▶ Work to complete:
Pictures do not belong in the copy. Return all of the entries exactly.

★ ★ ★ ★ ★

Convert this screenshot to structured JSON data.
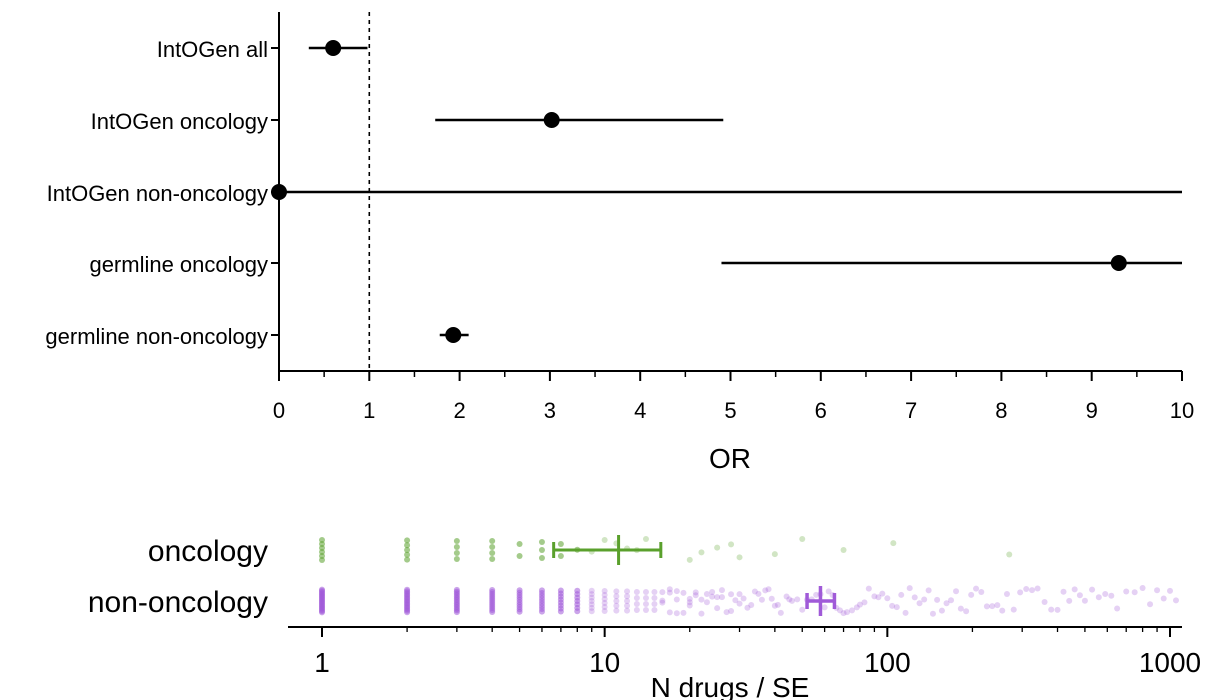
{
  "chart_data": [
    {
      "type": "scatter",
      "subtype": "forest-plot",
      "title": "",
      "xlabel": "OR",
      "ylabel": "",
      "xlim": [
        0,
        10
      ],
      "x_ticks": [
        0,
        1,
        2,
        3,
        4,
        5,
        6,
        7,
        8,
        9,
        10
      ],
      "reference_line": 1,
      "grid": false,
      "categories": [
        "IntOGen all",
        "IntOGen oncology",
        "IntOGen non-oncology",
        "germline oncology",
        "germline non-oncology"
      ],
      "estimates": [
        0.6,
        3.02,
        0.0,
        9.3,
        1.93
      ],
      "ci_low": [
        0.33,
        1.73,
        0.0,
        4.9,
        1.78
      ],
      "ci_high": [
        0.98,
        4.92,
        10.0,
        10.0,
        2.1
      ]
    },
    {
      "type": "scatter",
      "subtype": "strip-plot",
      "title": "",
      "xlabel": "N drugs / SE",
      "x_scale": "log",
      "xlim": [
        1,
        1100
      ],
      "x_ticks": [
        1,
        10,
        100,
        1000
      ],
      "categories": [
        "oncology",
        "non-oncology"
      ],
      "colors": {
        "oncology": "#5aa02c",
        "non-oncology": "#a05ad8"
      },
      "summary": [
        {
          "name": "oncology",
          "center": 11.2,
          "low": 6.6,
          "high": 15.8
        },
        {
          "name": "non-oncology",
          "center": 58,
          "low": 52,
          "high": 65
        }
      ],
      "series": [
        {
          "name": "oncology",
          "values": [
            1,
            1,
            1,
            1,
            1,
            1,
            2,
            2,
            2,
            2,
            2,
            3,
            3,
            3,
            3,
            4,
            4,
            4,
            4,
            5,
            5,
            6,
            6,
            6,
            7,
            7,
            8,
            9,
            10,
            11,
            12,
            13,
            14,
            20,
            22,
            25,
            28,
            30,
            40,
            50,
            70,
            105,
            270
          ]
        },
        {
          "name": "non-oncology",
          "values": [
            1,
            1,
            1,
            1,
            1,
            1,
            1,
            1,
            1,
            1,
            1,
            1,
            1,
            1,
            1,
            1,
            1,
            1,
            1,
            1,
            2,
            2,
            2,
            2,
            2,
            2,
            2,
            2,
            2,
            2,
            2,
            2,
            2,
            2,
            2,
            2,
            3,
            3,
            3,
            3,
            3,
            3,
            3,
            3,
            3,
            3,
            3,
            3,
            3,
            3,
            4,
            4,
            4,
            4,
            4,
            4,
            4,
            4,
            4,
            4,
            4,
            4,
            5,
            5,
            5,
            5,
            5,
            5,
            5,
            5,
            5,
            5,
            6,
            6,
            6,
            6,
            6,
            6,
            6,
            6,
            6,
            7,
            7,
            7,
            7,
            7,
            7,
            7,
            7,
            8,
            8,
            8,
            8,
            8,
            8,
            8,
            9,
            9,
            9,
            9,
            9,
            9,
            9,
            10,
            10,
            10,
            10,
            10,
            10,
            11,
            11,
            11,
            11,
            11,
            12,
            12,
            12,
            12,
            12,
            13,
            13,
            13,
            13,
            14,
            14,
            14,
            14,
            15,
            15,
            15,
            15,
            16,
            16,
            16,
            17,
            17,
            17,
            18,
            18,
            18,
            19,
            19,
            20,
            20,
            20,
            21,
            21,
            22,
            22,
            23,
            23,
            24,
            24,
            25,
            25,
            26,
            26,
            27,
            28,
            28,
            29,
            30,
            30,
            31,
            32,
            33,
            34,
            35,
            36,
            37,
            38,
            39,
            40,
            41,
            42,
            44,
            45,
            46,
            48,
            50,
            52,
            54,
            56,
            58,
            60,
            62,
            64,
            66,
            68,
            70,
            72,
            75,
            78,
            80,
            83,
            86,
            90,
            93,
            96,
            100,
            104,
            108,
            112,
            116,
            120,
            125,
            130,
            135,
            140,
            145,
            150,
            156,
            162,
            168,
            175,
            182,
            190,
            198,
            206,
            215,
            225,
            235,
            245,
            255,
            265,
            280,
            295,
            310,
            325,
            340,
            360,
            380,
            400,
            420,
            440,
            460,
            480,
            500,
            530,
            560,
            590,
            620,
            650,
            700,
            750,
            800,
            850,
            900,
            950,
            1000,
            1050
          ]
        }
      ]
    }
  ]
}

★ ★ ★ ★ ★

▶ Response:
Convert this screenshot to structured JSON data.
{
  "chart_data": [
    {
      "type": "scatter",
      "subtype": "forest-plot",
      "title": "",
      "xlabel": "OR",
      "ylabel": "",
      "xlim": [
        0,
        10
      ],
      "x_ticks": [
        0,
        1,
        2,
        3,
        4,
        5,
        6,
        7,
        8,
        9,
        10
      ],
      "reference_line": 1,
      "grid": false,
      "categories": [
        "IntOGen all",
        "IntOGen oncology",
        "IntOGen non-oncology",
        "germline oncology",
        "germline non-oncology"
      ],
      "estimates": [
        0.6,
        3.02,
        0.0,
        9.3,
        1.93
      ],
      "ci_low": [
        0.33,
        1.73,
        0.0,
        4.9,
        1.78
      ],
      "ci_high": [
        0.98,
        4.92,
        10.0,
        10.0,
        2.1
      ]
    },
    {
      "type": "scatter",
      "subtype": "strip-plot",
      "title": "",
      "xlabel": "N drugs / SE",
      "x_scale": "log",
      "xlim": [
        1,
        1100
      ],
      "x_ticks": [
        1,
        10,
        100,
        1000
      ],
      "categories": [
        "oncology",
        "non-oncology"
      ],
      "colors": {
        "oncology": "#5aa02c",
        "non-oncology": "#a05ad8"
      },
      "summary": [
        {
          "name": "oncology",
          "center": 11.2,
          "low": 6.6,
          "high": 15.8
        },
        {
          "name": "non-oncology",
          "center": 58,
          "low": 52,
          "high": 65
        }
      ],
      "series": [
        {
          "name": "oncology",
          "values": [
            1,
            1,
            1,
            1,
            1,
            1,
            2,
            2,
            2,
            2,
            2,
            3,
            3,
            3,
            3,
            4,
            4,
            4,
            4,
            5,
            5,
            6,
            6,
            6,
            7,
            7,
            8,
            9,
            10,
            11,
            12,
            13,
            14,
            20,
            22,
            25,
            28,
            30,
            40,
            50,
            70,
            105,
            270
          ]
        },
        {
          "name": "non-oncology",
          "values": [
            1,
            1,
            1,
            1,
            1,
            1,
            1,
            1,
            1,
            1,
            1,
            1,
            1,
            1,
            1,
            1,
            1,
            1,
            1,
            1,
            2,
            2,
            2,
            2,
            2,
            2,
            2,
            2,
            2,
            2,
            2,
            2,
            2,
            2,
            2,
            2,
            3,
            3,
            3,
            3,
            3,
            3,
            3,
            3,
            3,
            3,
            3,
            3,
            3,
            3,
            4,
            4,
            4,
            4,
            4,
            4,
            4,
            4,
            4,
            4,
            4,
            4,
            5,
            5,
            5,
            5,
            5,
            5,
            5,
            5,
            5,
            5,
            6,
            6,
            6,
            6,
            6,
            6,
            6,
            6,
            6,
            7,
            7,
            7,
            7,
            7,
            7,
            7,
            7,
            8,
            8,
            8,
            8,
            8,
            8,
            8,
            9,
            9,
            9,
            9,
            9,
            9,
            9,
            10,
            10,
            10,
            10,
            10,
            10,
            11,
            11,
            11,
            11,
            11,
            12,
            12,
            12,
            12,
            12,
            13,
            13,
            13,
            13,
            14,
            14,
            14,
            14,
            15,
            15,
            15,
            15,
            16,
            16,
            16,
            17,
            17,
            17,
            18,
            18,
            18,
            19,
            19,
            20,
            20,
            20,
            21,
            21,
            22,
            22,
            23,
            23,
            24,
            24,
            25,
            25,
            26,
            26,
            27,
            28,
            28,
            29,
            30,
            30,
            31,
            32,
            33,
            34,
            35,
            36,
            37,
            38,
            39,
            40,
            41,
            42,
            44,
            45,
            46,
            48,
            50,
            52,
            54,
            56,
            58,
            60,
            62,
            64,
            66,
            68,
            70,
            72,
            75,
            78,
            80,
            83,
            86,
            90,
            93,
            96,
            100,
            104,
            108,
            112,
            116,
            120,
            125,
            130,
            135,
            140,
            145,
            150,
            156,
            162,
            168,
            175,
            182,
            190,
            198,
            206,
            215,
            225,
            235,
            245,
            255,
            265,
            280,
            295,
            310,
            325,
            340,
            360,
            380,
            400,
            420,
            440,
            460,
            480,
            500,
            530,
            560,
            590,
            620,
            650,
            700,
            750,
            800,
            850,
            900,
            950,
            1000,
            1050
          ]
        }
      ]
    }
  ]
}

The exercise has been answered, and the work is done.